Your objective - Give only the number of lines in the data that include the string "folder".

------------------------------

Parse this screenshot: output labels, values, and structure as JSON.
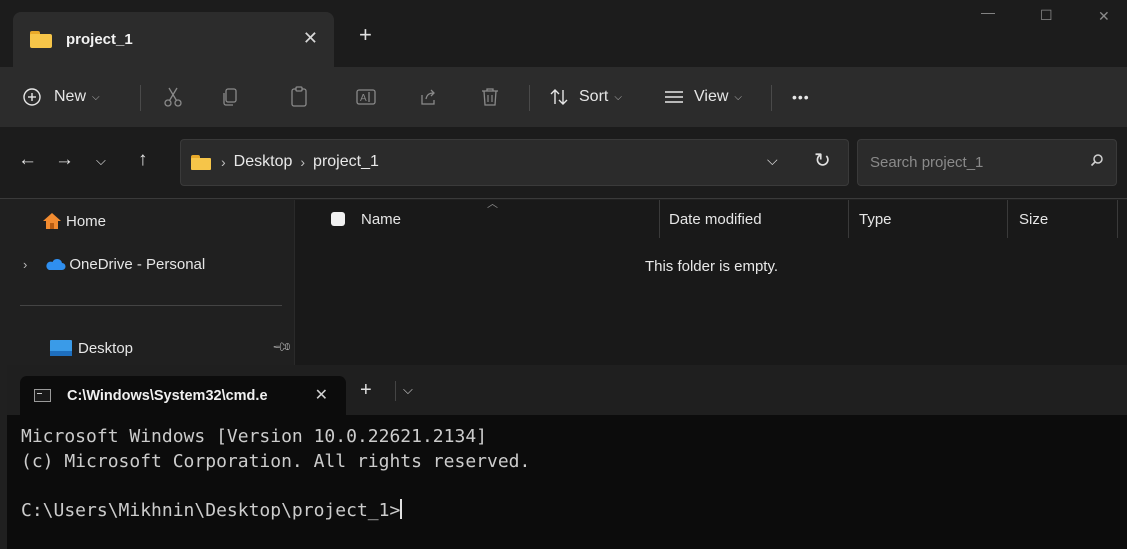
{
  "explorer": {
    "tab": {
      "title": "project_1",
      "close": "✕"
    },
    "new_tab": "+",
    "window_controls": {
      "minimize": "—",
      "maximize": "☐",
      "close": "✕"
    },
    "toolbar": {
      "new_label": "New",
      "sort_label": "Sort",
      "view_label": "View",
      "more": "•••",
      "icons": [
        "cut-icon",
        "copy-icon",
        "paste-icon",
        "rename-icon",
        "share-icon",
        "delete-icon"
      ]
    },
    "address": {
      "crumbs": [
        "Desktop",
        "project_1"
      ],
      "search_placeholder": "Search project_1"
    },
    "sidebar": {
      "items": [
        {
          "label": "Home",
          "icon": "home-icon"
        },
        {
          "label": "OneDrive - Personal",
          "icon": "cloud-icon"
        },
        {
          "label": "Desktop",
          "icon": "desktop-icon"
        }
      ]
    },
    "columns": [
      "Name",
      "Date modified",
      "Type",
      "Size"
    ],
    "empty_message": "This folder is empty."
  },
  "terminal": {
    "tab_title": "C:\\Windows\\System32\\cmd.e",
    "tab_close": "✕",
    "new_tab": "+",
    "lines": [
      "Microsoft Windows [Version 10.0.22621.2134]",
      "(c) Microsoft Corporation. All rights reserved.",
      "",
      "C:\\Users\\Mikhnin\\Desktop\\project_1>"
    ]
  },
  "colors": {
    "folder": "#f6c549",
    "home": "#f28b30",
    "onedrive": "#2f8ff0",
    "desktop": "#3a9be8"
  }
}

------------------------------

Reply - 2